--- start EXERCISE MATERIALS ---

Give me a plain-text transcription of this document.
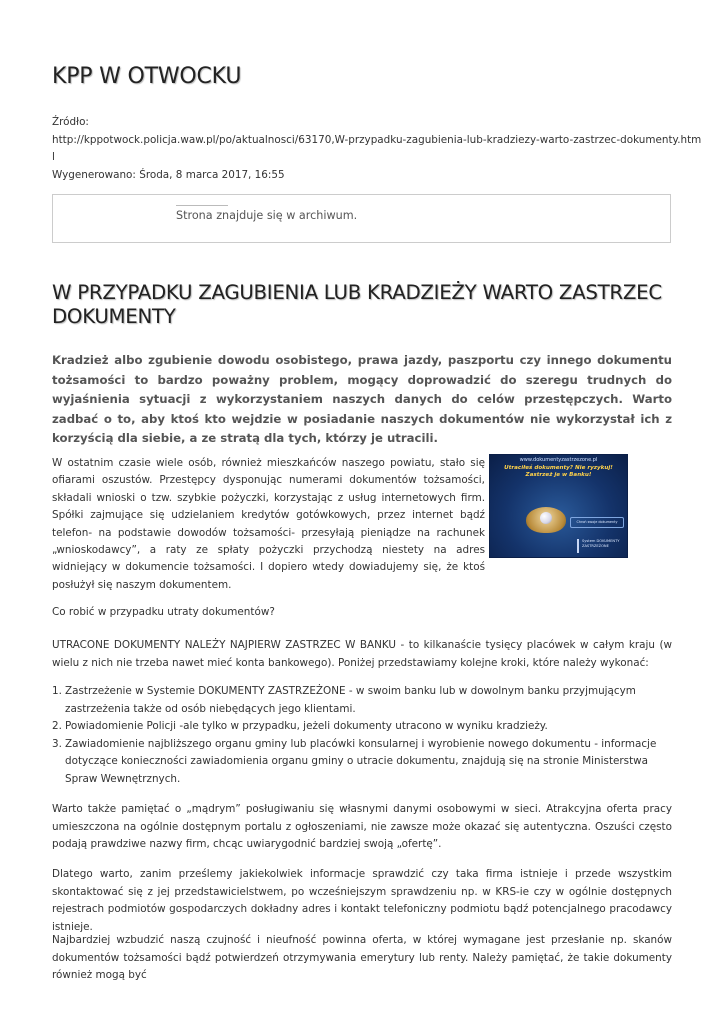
KPP W OTWOCKU
Źródło:
http://kppotwock.policja.waw.pl/po/aktualnosci/63170,W-przypadku-zagubienia-lub-kradziezy-warto-zastrzec-dokumenty.htm
l
Wygenerowano: Środa, 8 marca 2017, 16:55
Strona znajduje się w archiwum.
W PRZYPADKU ZAGUBIENIA LUB KRADZIEŻY WARTO ZASTRZEC DOKUMENTY

Kradzież albo zgubienie dowodu osobistego, prawa jazdy, paszportu czy innego dokumentu tożsamości to bardzo poważny problem, mogący doprowadzić do szeregu trudnych do wyjaśnienia sytuacji z wykorzystaniem naszych danych do celów przestępczych. Warto zadbać o to, aby ktoś kto wejdzie w posiadanie naszych dokumentów nie wykorzystał ich z korzyścią dla siebie, a ze stratą dla tych, którzy je utracili.

www.dokumentyzastrzezone.pl
Utraciłeś dokumenty? Nie ryzykuj! Zastrzeż je w Banku!
Chroń swoje dokumenty
System DOKUMENTY ZASTRZEŻONE

W ostatnim czasie wiele osób, również mieszkańców naszego powiatu, stało się ofiarami oszustów. Przestępcy dysponując numerami dokumentów tożsamości, składali wnioski o tzw. szybkie pożyczki, korzystając z usług internetowych firm. Spółki zajmujące się udzielaniem kredytów gotówkowych, przez internet bądź telefon- na podstawie dowodów tożsamości- przesyłają pieniądze na rachunek „wnioskodawcy”, a raty ze spłaty pożyczki przychodzą niestety na adres widniejący w dokumencie tożsamości. I dopiero wtedy dowiadujemy się, że ktoś posłużył się naszym dokumentem.

Co robić w przypadku utraty dokumentów?

UTRACONE DOKUMENTY NALEŻY NAJPIERW ZASTRZEC W BANKU - to kilkanaście tysięcy placówek w całym kraju (w wielu z nich nie trzeba nawet mieć konta bankowego). Poniżej przedstawiamy kolejne kroki, które należy wykonać:

1. Zastrzeżenie w Systemie DOKUMENTY ZASTRZEŻONE - w swoim banku lub w dowolnym banku przyjmującym zastrzeżenia także od osób niebędących jego klientami.
2. Powiadomienie Policji -ale tylko w przypadku, jeżeli dokumenty utracono w wyniku kradzieży.
3. Zawiadomienie najbliższego organu gminy lub placówki konsularnej i wyrobienie nowego dokumentu - informacje dotyczące konieczności zawiadomienia organu gminy o utracie dokumentu, znajdują się na stronie Ministerstwa Spraw Wewnętrznych.

Warto także pamiętać o „mądrym” posługiwaniu się własnymi danymi osobowymi w sieci. Atrakcyjna oferta pracy umieszczona na ogólnie dostępnym portalu z ogłoszeniami, nie zawsze może okazać się autentyczna. Oszuści często podają prawdziwe nazwy firm, chcąc uwiarygodnić bardziej swoją „ofertę”.

Dlatego warto, zanim prześlemy jakiekolwiek informacje sprawdzić czy taka firma istnieje i przede wszystkim skontaktować się z jej przedstawicielstwem, po wcześniejszym sprawdzeniu np. w KRS-ie czy w ogólnie dostępnych rejestrach podmiotów gospodarczych dokładny adres i kontakt telefoniczny podmiotu bądź potencjalnego pracodawcy istnieje.

Najbardziej wzbudzić naszą czujność i nieufność powinna oferta, w której wymagane jest przesłanie np. skanów dokumentów tożsamości bądź potwierdzeń otrzymywania emerytury lub renty. Należy pamiętać, że takie dokumenty również mogą być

--- end EXERCISE MATERIALS ---

* STATED PROBLEM *
Select and copy every line from the records that includes the word "ZASTRZEŻONE".

* FULL RESPONSE *
System DOKUMENTY ZASTRZEŻONE
1. Zastrzeżenie w Systemie DOKUMENTY ZASTRZEŻONE - w swoim banku lub w dowolnym banku przyjmującym zastrzeżenia także od osób niebędących jego klientami.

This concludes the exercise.